Stated task
Examine the entries and show every line in which the word "maska" is found.

Stored records

——————

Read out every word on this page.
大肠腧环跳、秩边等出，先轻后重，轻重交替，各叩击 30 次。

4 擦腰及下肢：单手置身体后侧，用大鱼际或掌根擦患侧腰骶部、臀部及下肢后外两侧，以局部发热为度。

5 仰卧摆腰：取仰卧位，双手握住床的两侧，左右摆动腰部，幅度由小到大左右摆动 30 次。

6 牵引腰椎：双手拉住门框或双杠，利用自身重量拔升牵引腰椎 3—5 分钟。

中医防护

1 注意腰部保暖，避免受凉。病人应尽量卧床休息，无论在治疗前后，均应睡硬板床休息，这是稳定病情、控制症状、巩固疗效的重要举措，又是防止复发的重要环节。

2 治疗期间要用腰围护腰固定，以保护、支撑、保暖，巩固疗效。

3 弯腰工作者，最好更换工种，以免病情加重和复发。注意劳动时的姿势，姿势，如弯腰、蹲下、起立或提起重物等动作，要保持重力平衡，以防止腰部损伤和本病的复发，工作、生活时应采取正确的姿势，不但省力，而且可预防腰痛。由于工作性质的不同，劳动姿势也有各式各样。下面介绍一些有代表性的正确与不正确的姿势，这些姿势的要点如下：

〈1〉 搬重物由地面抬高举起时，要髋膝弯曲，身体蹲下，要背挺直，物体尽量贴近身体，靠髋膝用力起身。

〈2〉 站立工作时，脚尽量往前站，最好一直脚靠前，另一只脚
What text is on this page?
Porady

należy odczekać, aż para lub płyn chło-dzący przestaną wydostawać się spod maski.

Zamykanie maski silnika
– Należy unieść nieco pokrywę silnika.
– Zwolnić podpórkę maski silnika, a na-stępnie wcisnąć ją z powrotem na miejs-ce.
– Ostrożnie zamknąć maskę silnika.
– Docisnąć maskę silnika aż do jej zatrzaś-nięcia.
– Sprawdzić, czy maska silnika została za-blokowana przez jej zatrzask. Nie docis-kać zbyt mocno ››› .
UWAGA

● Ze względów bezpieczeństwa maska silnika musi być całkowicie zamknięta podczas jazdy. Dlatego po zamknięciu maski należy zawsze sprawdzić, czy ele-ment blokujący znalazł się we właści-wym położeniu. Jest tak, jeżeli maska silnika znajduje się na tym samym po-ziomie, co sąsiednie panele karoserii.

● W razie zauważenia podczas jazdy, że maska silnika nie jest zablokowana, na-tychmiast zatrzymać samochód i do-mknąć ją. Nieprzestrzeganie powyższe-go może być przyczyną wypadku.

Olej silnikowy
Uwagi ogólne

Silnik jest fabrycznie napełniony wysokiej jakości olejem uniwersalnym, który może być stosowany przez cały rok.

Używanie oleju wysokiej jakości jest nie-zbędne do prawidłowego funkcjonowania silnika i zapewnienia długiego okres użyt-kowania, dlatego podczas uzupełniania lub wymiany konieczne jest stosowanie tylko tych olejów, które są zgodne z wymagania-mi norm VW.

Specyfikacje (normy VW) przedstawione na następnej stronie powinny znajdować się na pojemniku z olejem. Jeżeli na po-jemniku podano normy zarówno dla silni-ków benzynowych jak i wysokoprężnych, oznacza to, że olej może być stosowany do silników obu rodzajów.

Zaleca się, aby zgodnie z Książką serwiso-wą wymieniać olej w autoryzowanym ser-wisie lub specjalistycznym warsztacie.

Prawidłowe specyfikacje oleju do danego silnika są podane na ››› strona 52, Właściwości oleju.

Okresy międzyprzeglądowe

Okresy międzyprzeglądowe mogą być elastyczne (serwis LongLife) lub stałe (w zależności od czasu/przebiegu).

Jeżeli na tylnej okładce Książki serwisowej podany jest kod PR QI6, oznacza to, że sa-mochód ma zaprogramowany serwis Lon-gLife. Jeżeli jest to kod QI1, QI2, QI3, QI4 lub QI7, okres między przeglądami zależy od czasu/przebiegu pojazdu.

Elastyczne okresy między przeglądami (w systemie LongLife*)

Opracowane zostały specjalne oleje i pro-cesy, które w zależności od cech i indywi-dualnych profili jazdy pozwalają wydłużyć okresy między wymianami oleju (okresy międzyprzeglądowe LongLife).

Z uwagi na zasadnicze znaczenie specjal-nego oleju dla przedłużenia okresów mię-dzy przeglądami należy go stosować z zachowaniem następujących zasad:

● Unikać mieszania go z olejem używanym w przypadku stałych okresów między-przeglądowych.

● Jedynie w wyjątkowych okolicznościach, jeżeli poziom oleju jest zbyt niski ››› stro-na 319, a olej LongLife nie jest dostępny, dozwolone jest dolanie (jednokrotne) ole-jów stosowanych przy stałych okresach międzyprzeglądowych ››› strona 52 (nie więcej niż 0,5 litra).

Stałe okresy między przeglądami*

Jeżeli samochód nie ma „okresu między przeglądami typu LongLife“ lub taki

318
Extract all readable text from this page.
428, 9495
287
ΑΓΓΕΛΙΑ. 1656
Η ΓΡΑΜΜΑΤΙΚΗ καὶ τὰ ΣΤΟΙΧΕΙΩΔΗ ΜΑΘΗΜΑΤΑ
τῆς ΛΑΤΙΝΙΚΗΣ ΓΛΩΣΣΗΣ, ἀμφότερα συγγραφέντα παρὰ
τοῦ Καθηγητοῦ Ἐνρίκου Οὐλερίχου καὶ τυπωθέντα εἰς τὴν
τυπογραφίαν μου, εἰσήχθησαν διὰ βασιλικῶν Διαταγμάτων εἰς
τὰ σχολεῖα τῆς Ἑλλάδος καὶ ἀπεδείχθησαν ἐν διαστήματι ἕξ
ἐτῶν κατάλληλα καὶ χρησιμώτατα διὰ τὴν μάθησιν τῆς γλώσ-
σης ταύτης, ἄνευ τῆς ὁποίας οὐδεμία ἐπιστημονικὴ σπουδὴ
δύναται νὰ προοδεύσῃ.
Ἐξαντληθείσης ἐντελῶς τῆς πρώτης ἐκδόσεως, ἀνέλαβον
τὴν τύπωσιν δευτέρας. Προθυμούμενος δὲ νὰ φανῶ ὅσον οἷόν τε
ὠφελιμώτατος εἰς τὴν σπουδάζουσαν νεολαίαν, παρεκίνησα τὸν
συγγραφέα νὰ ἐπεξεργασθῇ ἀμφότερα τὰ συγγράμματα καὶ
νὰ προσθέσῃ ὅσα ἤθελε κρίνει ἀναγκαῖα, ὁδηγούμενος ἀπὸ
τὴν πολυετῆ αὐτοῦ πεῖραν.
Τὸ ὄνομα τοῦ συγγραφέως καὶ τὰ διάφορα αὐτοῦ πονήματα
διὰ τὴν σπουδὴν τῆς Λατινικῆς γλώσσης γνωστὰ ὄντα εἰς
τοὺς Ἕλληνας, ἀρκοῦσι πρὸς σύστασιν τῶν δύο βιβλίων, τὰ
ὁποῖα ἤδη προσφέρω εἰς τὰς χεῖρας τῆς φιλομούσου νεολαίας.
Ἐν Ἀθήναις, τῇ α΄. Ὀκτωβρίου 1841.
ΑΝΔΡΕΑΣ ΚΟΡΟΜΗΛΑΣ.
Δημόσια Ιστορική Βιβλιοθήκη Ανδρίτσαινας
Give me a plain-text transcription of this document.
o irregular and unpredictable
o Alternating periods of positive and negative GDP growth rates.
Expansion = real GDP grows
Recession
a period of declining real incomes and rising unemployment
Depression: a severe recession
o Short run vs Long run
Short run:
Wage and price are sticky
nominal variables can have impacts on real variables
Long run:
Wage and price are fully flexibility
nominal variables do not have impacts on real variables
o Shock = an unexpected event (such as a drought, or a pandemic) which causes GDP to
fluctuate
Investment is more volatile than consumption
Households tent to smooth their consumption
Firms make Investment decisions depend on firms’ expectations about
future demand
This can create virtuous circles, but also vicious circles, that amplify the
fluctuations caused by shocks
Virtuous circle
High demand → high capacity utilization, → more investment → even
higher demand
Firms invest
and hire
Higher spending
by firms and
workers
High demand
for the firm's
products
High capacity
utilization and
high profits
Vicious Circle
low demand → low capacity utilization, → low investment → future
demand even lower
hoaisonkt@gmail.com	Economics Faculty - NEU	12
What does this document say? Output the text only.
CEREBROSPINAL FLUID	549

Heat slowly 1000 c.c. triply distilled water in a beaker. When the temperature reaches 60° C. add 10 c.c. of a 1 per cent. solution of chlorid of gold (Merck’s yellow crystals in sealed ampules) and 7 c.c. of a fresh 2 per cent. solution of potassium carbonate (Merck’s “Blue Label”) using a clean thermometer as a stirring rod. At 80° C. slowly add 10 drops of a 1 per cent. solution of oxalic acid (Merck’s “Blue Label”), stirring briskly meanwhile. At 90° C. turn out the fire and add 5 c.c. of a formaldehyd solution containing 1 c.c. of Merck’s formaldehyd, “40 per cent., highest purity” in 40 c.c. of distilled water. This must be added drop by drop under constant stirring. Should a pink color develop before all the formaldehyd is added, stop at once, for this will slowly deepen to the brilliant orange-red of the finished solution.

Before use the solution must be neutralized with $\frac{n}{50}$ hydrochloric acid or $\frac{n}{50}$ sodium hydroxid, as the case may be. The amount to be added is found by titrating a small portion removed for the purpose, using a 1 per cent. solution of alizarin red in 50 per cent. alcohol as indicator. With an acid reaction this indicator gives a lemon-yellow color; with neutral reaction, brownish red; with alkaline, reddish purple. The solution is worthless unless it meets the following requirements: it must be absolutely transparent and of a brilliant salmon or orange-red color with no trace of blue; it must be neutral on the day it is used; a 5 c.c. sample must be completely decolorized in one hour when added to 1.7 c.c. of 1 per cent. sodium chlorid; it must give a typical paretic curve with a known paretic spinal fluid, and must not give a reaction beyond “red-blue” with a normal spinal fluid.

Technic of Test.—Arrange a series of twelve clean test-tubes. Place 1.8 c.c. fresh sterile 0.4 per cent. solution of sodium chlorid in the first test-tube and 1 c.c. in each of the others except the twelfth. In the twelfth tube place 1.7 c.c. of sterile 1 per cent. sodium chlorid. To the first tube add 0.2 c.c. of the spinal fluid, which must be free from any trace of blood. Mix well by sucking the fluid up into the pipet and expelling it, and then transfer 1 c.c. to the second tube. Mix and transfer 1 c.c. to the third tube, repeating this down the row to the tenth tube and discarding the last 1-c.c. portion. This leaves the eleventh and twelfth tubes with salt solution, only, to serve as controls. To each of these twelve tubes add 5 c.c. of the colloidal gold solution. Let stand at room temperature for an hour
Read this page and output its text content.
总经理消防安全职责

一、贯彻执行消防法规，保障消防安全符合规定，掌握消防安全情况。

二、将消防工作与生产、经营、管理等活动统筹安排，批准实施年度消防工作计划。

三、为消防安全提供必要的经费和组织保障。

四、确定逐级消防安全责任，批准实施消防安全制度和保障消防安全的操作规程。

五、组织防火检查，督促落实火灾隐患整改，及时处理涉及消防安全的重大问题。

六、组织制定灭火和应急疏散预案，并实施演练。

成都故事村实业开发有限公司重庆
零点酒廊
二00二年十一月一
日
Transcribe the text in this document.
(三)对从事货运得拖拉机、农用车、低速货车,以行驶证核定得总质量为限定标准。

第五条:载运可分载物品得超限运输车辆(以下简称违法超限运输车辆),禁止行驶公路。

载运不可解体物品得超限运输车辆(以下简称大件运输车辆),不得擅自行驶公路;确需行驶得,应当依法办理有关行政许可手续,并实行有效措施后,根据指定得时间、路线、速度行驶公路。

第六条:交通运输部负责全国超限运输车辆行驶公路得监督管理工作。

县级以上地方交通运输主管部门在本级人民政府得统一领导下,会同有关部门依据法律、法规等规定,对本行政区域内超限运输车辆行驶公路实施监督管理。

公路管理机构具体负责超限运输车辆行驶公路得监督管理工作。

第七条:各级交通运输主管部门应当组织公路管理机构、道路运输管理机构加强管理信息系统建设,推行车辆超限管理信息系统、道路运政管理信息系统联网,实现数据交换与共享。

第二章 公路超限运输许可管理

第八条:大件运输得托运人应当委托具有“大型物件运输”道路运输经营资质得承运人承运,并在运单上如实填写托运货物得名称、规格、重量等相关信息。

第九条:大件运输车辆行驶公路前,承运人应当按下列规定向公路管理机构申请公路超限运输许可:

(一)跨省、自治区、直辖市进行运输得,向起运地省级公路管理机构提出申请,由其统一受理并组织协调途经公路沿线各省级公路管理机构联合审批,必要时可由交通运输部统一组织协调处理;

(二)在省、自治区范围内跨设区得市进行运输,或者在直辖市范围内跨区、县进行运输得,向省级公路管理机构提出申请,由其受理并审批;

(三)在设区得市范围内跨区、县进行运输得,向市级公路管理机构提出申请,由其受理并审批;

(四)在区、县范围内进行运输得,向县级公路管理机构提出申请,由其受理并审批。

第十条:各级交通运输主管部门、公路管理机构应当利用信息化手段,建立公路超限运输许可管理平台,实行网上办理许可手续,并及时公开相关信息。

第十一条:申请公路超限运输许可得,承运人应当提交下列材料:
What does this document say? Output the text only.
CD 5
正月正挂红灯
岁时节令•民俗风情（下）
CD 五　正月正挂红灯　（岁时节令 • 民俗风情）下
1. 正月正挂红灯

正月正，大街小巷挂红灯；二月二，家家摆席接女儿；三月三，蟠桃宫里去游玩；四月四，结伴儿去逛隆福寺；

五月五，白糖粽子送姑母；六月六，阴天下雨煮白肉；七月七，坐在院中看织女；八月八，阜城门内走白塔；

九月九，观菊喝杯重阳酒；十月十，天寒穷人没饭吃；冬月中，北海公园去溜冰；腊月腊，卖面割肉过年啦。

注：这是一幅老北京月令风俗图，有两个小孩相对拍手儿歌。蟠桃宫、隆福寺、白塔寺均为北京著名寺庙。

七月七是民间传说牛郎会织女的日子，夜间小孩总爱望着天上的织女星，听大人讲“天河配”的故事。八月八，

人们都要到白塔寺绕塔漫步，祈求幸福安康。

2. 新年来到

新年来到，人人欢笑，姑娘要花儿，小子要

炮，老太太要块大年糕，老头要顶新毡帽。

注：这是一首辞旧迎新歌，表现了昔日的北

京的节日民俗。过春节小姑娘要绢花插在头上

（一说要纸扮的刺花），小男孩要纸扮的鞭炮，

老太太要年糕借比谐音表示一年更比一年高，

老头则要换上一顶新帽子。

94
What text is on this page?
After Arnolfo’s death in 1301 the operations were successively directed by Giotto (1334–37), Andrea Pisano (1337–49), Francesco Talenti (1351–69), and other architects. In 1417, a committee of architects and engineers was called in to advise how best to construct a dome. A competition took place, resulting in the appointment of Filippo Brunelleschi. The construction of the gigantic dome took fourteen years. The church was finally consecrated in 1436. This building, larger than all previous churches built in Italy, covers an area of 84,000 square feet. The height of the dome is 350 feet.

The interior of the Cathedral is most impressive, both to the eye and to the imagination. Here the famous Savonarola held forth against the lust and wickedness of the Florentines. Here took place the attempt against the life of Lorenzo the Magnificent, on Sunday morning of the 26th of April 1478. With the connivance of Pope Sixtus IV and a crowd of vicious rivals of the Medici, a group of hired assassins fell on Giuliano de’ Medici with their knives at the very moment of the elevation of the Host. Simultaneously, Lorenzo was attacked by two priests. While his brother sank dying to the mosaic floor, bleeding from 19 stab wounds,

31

——————

Solution for this problem
– Sprawdzić, czy maska silnika została za-blokowana przez jej zatrzask. Nie docis-kać zbyt mocno ››› .
● Ze względów bezpieczeństwa maska silnika musi być całkowicie zamknięta podczas jazdy. Dlatego po zamknięciu maski należy zawsze sprawdzić, czy ele-ment blokujący znalazł się we właści-wym położeniu. Jest tak, jeżeli maska silnika znajduje się na tym samym po-ziomie, co sąsiednie panele karoserii.
● W razie zauważenia podczas jazdy, że maska silnika nie jest zablokowana, na-tychmiast zatrzymać samochód i do-mknąć ją. Nieprzestrzeganie powyższe-go może być przyczyną wypadku.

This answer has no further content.